#### Goal:
Tally the lines containing the word "بودن", and report the tally alone.

═════ Entries provided

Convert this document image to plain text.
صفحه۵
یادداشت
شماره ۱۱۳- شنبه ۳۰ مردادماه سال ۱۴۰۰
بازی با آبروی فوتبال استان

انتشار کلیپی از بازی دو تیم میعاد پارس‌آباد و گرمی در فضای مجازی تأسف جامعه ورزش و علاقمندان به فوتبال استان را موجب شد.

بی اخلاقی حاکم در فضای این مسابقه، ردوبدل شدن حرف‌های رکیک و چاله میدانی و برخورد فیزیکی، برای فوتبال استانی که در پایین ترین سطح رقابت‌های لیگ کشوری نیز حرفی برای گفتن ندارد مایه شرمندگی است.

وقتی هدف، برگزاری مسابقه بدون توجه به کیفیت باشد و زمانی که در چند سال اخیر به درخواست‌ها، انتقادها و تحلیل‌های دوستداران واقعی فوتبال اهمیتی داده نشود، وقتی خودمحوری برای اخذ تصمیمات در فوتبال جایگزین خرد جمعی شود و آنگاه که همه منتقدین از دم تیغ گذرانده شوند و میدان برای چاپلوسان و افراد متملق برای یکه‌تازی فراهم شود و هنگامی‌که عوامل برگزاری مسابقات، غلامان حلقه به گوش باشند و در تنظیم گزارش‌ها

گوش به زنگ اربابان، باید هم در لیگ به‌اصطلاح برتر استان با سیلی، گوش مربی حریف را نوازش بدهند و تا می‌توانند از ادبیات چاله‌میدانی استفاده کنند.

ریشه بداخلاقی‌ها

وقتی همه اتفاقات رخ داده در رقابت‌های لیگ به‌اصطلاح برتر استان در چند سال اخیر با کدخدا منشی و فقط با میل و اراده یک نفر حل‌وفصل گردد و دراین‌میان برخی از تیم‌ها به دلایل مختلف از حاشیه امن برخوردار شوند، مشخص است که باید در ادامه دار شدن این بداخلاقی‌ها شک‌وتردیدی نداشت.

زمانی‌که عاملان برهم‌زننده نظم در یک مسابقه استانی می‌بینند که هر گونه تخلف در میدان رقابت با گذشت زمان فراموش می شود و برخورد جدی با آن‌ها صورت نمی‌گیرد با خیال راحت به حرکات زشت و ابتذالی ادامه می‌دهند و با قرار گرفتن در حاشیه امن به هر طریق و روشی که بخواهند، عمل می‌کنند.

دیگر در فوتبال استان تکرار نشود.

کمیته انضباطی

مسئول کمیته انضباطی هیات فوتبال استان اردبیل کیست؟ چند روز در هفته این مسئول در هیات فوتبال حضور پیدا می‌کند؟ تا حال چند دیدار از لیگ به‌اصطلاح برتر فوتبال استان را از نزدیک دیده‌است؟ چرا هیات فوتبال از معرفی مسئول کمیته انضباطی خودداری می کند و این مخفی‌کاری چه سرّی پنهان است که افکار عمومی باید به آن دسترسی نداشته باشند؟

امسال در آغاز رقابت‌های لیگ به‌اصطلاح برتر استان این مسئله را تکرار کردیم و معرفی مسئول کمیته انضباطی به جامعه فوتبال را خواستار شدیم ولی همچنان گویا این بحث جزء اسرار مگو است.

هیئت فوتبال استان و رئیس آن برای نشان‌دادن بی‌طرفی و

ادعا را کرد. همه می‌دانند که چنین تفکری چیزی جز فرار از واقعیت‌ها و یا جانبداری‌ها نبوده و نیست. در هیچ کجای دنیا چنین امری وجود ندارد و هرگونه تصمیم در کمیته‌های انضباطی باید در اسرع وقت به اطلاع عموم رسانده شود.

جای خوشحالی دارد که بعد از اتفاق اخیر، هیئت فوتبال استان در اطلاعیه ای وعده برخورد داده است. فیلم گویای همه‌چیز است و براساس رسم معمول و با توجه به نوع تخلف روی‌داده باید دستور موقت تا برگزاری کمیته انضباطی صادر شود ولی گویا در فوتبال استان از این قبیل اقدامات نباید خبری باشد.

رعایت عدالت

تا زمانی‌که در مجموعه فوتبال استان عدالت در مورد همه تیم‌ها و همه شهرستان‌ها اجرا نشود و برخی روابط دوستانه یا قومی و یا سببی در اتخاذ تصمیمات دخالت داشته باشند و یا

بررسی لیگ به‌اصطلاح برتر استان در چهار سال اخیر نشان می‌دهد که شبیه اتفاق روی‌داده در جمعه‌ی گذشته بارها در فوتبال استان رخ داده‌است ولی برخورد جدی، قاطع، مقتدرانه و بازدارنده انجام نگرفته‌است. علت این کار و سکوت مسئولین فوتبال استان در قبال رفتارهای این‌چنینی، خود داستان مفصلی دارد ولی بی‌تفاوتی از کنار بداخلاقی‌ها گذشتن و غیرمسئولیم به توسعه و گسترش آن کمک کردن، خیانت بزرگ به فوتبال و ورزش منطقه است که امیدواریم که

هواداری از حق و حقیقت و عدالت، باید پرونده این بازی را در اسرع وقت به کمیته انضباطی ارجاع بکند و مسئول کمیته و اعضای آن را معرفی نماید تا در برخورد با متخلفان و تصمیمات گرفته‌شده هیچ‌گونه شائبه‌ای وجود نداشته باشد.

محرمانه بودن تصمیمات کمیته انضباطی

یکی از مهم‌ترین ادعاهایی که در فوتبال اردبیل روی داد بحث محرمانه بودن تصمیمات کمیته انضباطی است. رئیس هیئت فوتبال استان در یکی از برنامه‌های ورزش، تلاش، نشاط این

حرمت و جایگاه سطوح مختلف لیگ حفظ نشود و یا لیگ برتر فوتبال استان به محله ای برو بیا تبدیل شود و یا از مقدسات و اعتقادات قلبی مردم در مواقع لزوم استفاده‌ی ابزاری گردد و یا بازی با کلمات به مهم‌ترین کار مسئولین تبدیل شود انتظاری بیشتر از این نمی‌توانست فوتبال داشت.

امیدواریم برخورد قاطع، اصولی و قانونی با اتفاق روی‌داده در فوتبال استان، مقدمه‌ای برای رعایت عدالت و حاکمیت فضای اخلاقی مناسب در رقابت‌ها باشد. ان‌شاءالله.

══════════

#### Answer in full:
2